Could you duplicate the lines of the records below exactly, leaving the pictures out of your answer?
-------------------------
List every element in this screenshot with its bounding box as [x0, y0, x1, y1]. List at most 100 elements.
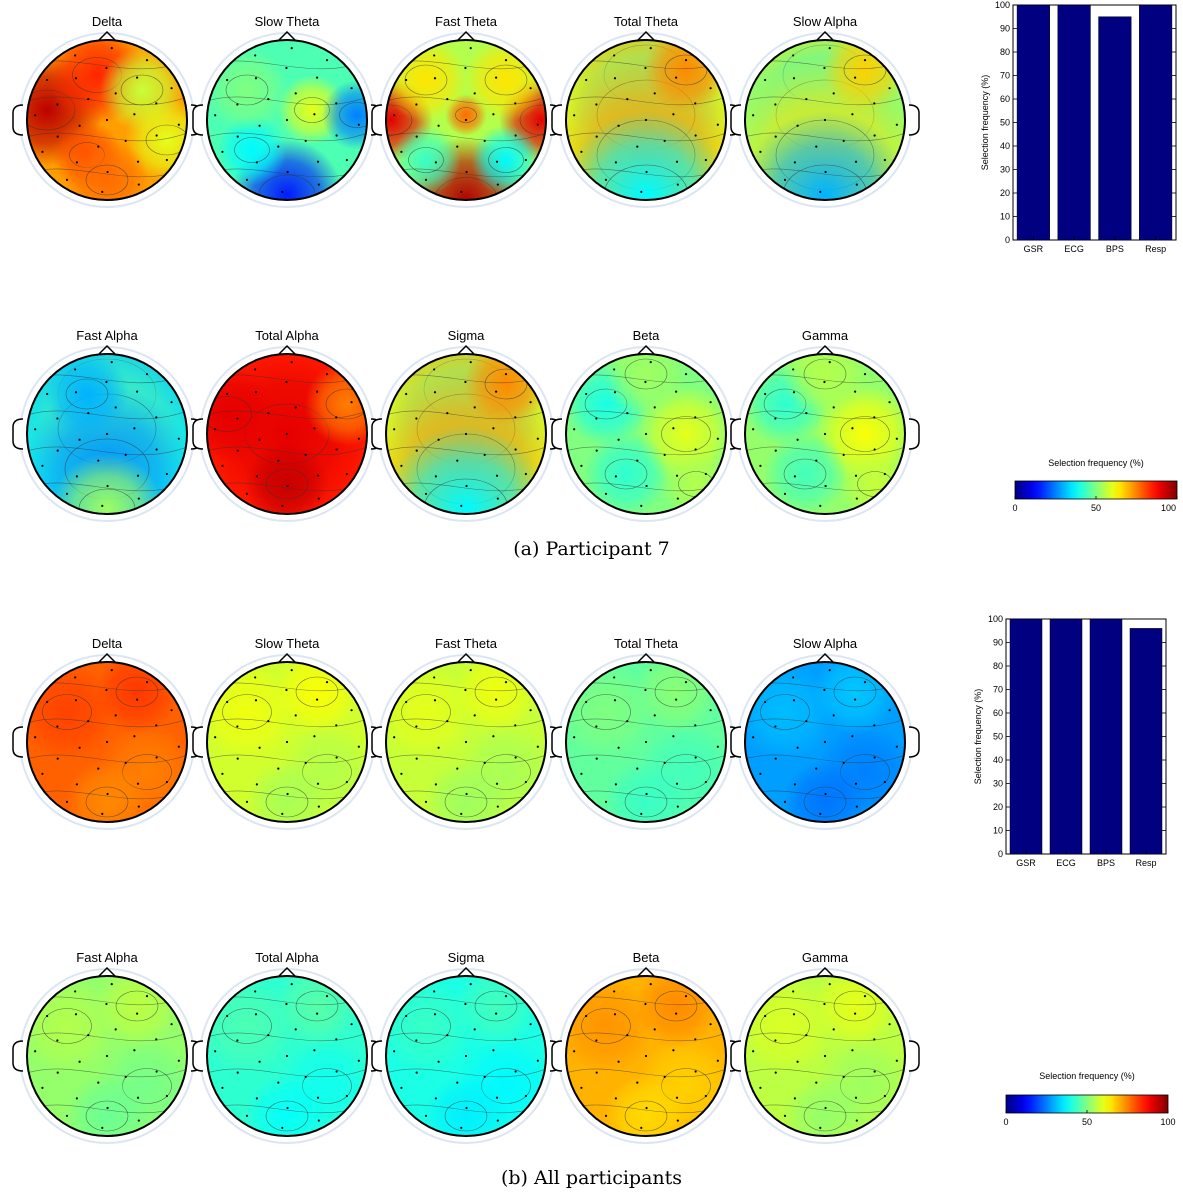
topomap-total-theta: Total Theta: [551, 14, 741, 208]
topomap-title: Delta: [92, 636, 123, 651]
topomap-beta: Beta: [551, 328, 741, 522]
y-tick-label: 30: [1000, 165, 1010, 175]
topomap-title: Beta: [633, 328, 661, 343]
ear-icon: [551, 418, 563, 450]
colorbar-tick-label: 0: [1012, 503, 1017, 513]
y-tick-label: 60: [993, 708, 1003, 718]
x-tick-label: BPS: [1097, 858, 1115, 868]
nose-icon: [814, 344, 836, 357]
y-tick-label: 0: [1005, 235, 1010, 245]
y-tick-label: 70: [993, 685, 1003, 695]
y-tick-label: 40: [993, 755, 1003, 765]
topomap-fast-theta: Fast Theta: [371, 636, 561, 830]
ear-icon: [371, 418, 383, 450]
y-tick-label: 20: [1000, 188, 1010, 198]
nose-icon: [276, 344, 298, 357]
ear-icon: [12, 726, 24, 758]
nose-icon: [455, 30, 477, 43]
nose-icon: [96, 966, 118, 979]
bar-ecg: [1049, 618, 1083, 855]
y-tick-label: 50: [993, 732, 1003, 742]
y-tick-label: 50: [1000, 118, 1010, 128]
ear-icon: [551, 104, 563, 136]
ear-icon: [908, 1040, 920, 1072]
y-tick-label: 20: [993, 802, 1003, 812]
bar-gsr: [1016, 4, 1050, 241]
topomap-slow-alpha: Slow Alpha: [730, 14, 920, 208]
topomap-beta: Beta: [551, 950, 741, 1144]
topomap-slow-theta: Slow Theta: [192, 636, 382, 830]
topomap-slow-theta: Slow Theta: [192, 14, 382, 208]
y-tick-label: 80: [1000, 47, 1010, 57]
ear-icon: [192, 726, 204, 758]
x-tick-label: Resp: [1145, 244, 1166, 254]
x-tick-label: Resp: [1135, 858, 1156, 868]
nose-icon: [276, 30, 298, 43]
topomap-title: Slow Alpha: [793, 636, 858, 651]
topomap-gamma: Gamma: [730, 328, 920, 522]
colorbar-label: Selection frequency (%): [1039, 1071, 1135, 1081]
nose-icon: [276, 966, 298, 979]
caption-panel-b: (b) All participants: [500, 1167, 683, 1189]
ear-icon: [551, 726, 563, 758]
ear-icon: [192, 1040, 204, 1072]
ear-icon: [908, 418, 920, 450]
bar-chart-panel-b: 0 10 20 30 40 50 60 70 80 90 100 Selection frequenc…: [973, 614, 1167, 868]
bar-resp: [1129, 628, 1163, 855]
y-tick-label: 90: [1000, 24, 1010, 34]
topomap-gamma: Gamma: [730, 950, 920, 1144]
y-tick-label: 80: [993, 661, 1003, 671]
topomap-slow-alpha: Slow Alpha: [730, 636, 920, 830]
topomap-title: Gamma: [802, 328, 849, 343]
topomap-title: Total Theta: [614, 14, 679, 29]
nose-icon: [96, 344, 118, 357]
y-tick-label: 10: [1000, 212, 1010, 222]
topomap-title: Slow Alpha: [793, 14, 858, 29]
topomap-sigma: Sigma: [371, 950, 561, 1144]
y-axis-label: Selection frequency (%): [980, 75, 990, 171]
nose-icon: [814, 966, 836, 979]
topomap-total-alpha: Total Alpha: [192, 328, 382, 522]
topomap-delta: Delta: [12, 14, 202, 208]
ear-icon: [371, 104, 383, 136]
nose-icon: [455, 652, 477, 665]
nose-icon: [635, 30, 657, 43]
nose-icon: [635, 966, 657, 979]
ear-icon: [908, 104, 920, 136]
topomap-title: Total Alpha: [255, 328, 319, 343]
colorbar-label: Selection frequency (%): [1048, 458, 1144, 468]
colorbar-tick-label: 0: [1003, 1117, 1008, 1127]
y-tick-label: 100: [988, 614, 1003, 624]
colorbar-tick-label: 100: [1160, 1117, 1175, 1127]
y-tick-label: 100: [995, 0, 1010, 10]
topomap-sigma: Sigma: [371, 328, 561, 522]
topomap-title: Total Alpha: [255, 950, 319, 965]
nose-icon: [635, 652, 657, 665]
topomap-title: Slow Theta: [255, 636, 321, 651]
colorbar-tick-label: 50: [1082, 1117, 1092, 1127]
ear-icon: [730, 418, 742, 450]
y-tick-label: 40: [1000, 141, 1010, 151]
topomap-fast-theta: Fast Theta: [371, 14, 561, 208]
y-axis-label: Selection frequency (%): [973, 689, 983, 785]
bar-bps: [1098, 16, 1132, 241]
nose-icon: [455, 966, 477, 979]
ear-icon: [371, 726, 383, 758]
nose-icon: [814, 652, 836, 665]
topomap-delta: Delta: [12, 636, 202, 830]
bar-ecg: [1057, 4, 1091, 241]
topomap-title: Sigma: [448, 950, 486, 965]
ear-icon: [192, 418, 204, 450]
bar-resp: [1139, 4, 1173, 241]
caption-panel-a: (a) Participant 7: [513, 538, 670, 560]
topomap-fast-alpha: Fast Alpha: [12, 328, 202, 522]
colorbar-b: Selection frequency (%) 0 50 100: [1003, 1071, 1175, 1127]
nose-icon: [96, 652, 118, 665]
ear-icon: [730, 726, 742, 758]
ear-icon: [730, 1040, 742, 1072]
y-tick-label: 0: [998, 849, 1003, 859]
topomap-title: Fast Theta: [435, 636, 498, 651]
topomap-fast-alpha: Fast Alpha: [12, 950, 202, 1144]
topomap-title: Sigma: [448, 328, 486, 343]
-------------------------
- SOLUTION FOR THIS TASK -
List every element in this screenshot with its bounding box as [x0, y0, x1, y1]. List at most 100 elements.
topomap-total-theta: Total Theta: [551, 14, 741, 208]
topomap-title: Delta: [92, 636, 123, 651]
topomap-beta: Beta: [551, 328, 741, 522]
y-tick-label: 30: [1000, 165, 1010, 175]
topomap-title: Beta: [633, 328, 661, 343]
ear-icon: [551, 418, 563, 450]
colorbar-tick-label: 0: [1012, 503, 1017, 513]
y-tick-label: 60: [993, 708, 1003, 718]
x-tick-label: BPS: [1097, 858, 1115, 868]
nose-icon: [814, 344, 836, 357]
y-tick-label: 0: [1005, 235, 1010, 245]
y-tick-label: 70: [993, 685, 1003, 695]
y-tick-label: 40: [993, 755, 1003, 765]
topomap-fast-theta: Fast Theta: [371, 636, 561, 830]
ear-icon: [371, 418, 383, 450]
y-tick-label: 20: [1000, 188, 1010, 198]
nose-icon: [276, 344, 298, 357]
ear-icon: [12, 726, 24, 758]
nose-icon: [455, 30, 477, 43]
nose-icon: [96, 966, 118, 979]
bar-ecg: [1049, 618, 1083, 855]
y-tick-label: 50: [993, 732, 1003, 742]
y-tick-label: 50: [1000, 118, 1010, 128]
ear-icon: [551, 104, 563, 136]
ear-icon: [908, 1040, 920, 1072]
y-tick-label: 20: [993, 802, 1003, 812]
bar-gsr: [1016, 4, 1050, 241]
topomap-slow-alpha: Slow Alpha: [730, 14, 920, 208]
topomap-beta: Beta: [551, 950, 741, 1144]
topomap-slow-theta: Slow Theta: [192, 636, 382, 830]
topomap-slow-theta: Slow Theta: [192, 14, 382, 208]
y-tick-label: 80: [1000, 47, 1010, 57]
ear-icon: [192, 726, 204, 758]
x-tick-label: Resp: [1145, 244, 1166, 254]
x-tick-label: Resp: [1135, 858, 1156, 868]
nose-icon: [276, 30, 298, 43]
topomap-title: Slow Alpha: [793, 636, 858, 651]
topomap-gamma: Gamma: [730, 328, 920, 522]
colorbar-label: Selection frequency (%): [1039, 1071, 1135, 1081]
nose-icon: [276, 966, 298, 979]
caption-panel-b: (b) All participants: [500, 1167, 683, 1189]
ear-icon: [551, 726, 563, 758]
ear-icon: [192, 1040, 204, 1072]
ear-icon: [908, 418, 920, 450]
bar-chart-panel-b: 0 10 20 30 40 50 60 70 80 90 100 Selection frequenc…: [973, 614, 1167, 868]
bar-resp: [1129, 628, 1163, 855]
y-tick-label: 90: [1000, 24, 1010, 34]
topomap-gamma: Gamma: [730, 950, 920, 1144]
y-tick-label: 80: [993, 661, 1003, 671]
topomap-slow-alpha: Slow Alpha: [730, 636, 920, 830]
topomap-title: Gamma: [802, 328, 849, 343]
topomap-title: Total Theta: [614, 14, 679, 29]
nose-icon: [96, 344, 118, 357]
y-tick-label: 10: [1000, 212, 1010, 222]
topomap-title: Slow Alpha: [793, 14, 858, 29]
topomap-sigma: Sigma: [371, 950, 561, 1144]
y-axis-label: Selection frequency (%): [980, 75, 990, 171]
nose-icon: [814, 966, 836, 979]
topomap-total-alpha: Total Alpha: [192, 328, 382, 522]
topomap-delta: Delta: [12, 14, 202, 208]
ear-icon: [371, 104, 383, 136]
nose-icon: [455, 652, 477, 665]
nose-icon: [635, 30, 657, 43]
nose-icon: [635, 966, 657, 979]
ear-icon: [908, 104, 920, 136]
topomap-title: Total Alpha: [255, 328, 319, 343]
colorbar-label: Selection frequency (%): [1048, 458, 1144, 468]
colorbar-tick-label: 0: [1003, 1117, 1008, 1127]
y-tick-label: 100: [988, 614, 1003, 624]
colorbar-tick-label: 100: [1160, 1117, 1175, 1127]
y-tick-label: 100: [995, 0, 1010, 10]
topomap-sigma: Sigma: [371, 328, 561, 522]
topomap-title: Total Alpha: [255, 950, 319, 965]
nose-icon: [635, 652, 657, 665]
topomap-title: Slow Theta: [255, 636, 321, 651]
colorbar-tick-label: 50: [1082, 1117, 1092, 1127]
ear-icon: [730, 418, 742, 450]
y-tick-label: 40: [1000, 141, 1010, 151]
topomap-fast-theta: Fast Theta: [371, 14, 561, 208]
y-axis-label: Selection frequency (%): [973, 689, 983, 785]
bar-bps: [1098, 16, 1132, 241]
nose-icon: [455, 966, 477, 979]
ear-icon: [371, 726, 383, 758]
nose-icon: [814, 652, 836, 665]
topomap-delta: Delta: [12, 636, 202, 830]
bar-ecg: [1057, 4, 1091, 241]
topomap-title: Sigma: [448, 950, 486, 965]
ear-icon: [192, 418, 204, 450]
bar-resp: [1139, 4, 1173, 241]
caption-panel-a: (a) Participant 7: [513, 538, 670, 560]
topomap-fast-alpha: Fast Alpha: [12, 328, 202, 522]
colorbar-b: Selection frequency (%) 0 50 100: [1003, 1071, 1175, 1127]
nose-icon: [96, 652, 118, 665]
ear-icon: [730, 726, 742, 758]
ear-icon: [730, 1040, 742, 1072]
y-tick-label: 0: [998, 849, 1003, 859]
topomap-title: Fast Theta: [435, 636, 498, 651]
topomap-fast-alpha: Fast Alpha: [12, 950, 202, 1144]
topomap-title: Sigma: [448, 328, 486, 343]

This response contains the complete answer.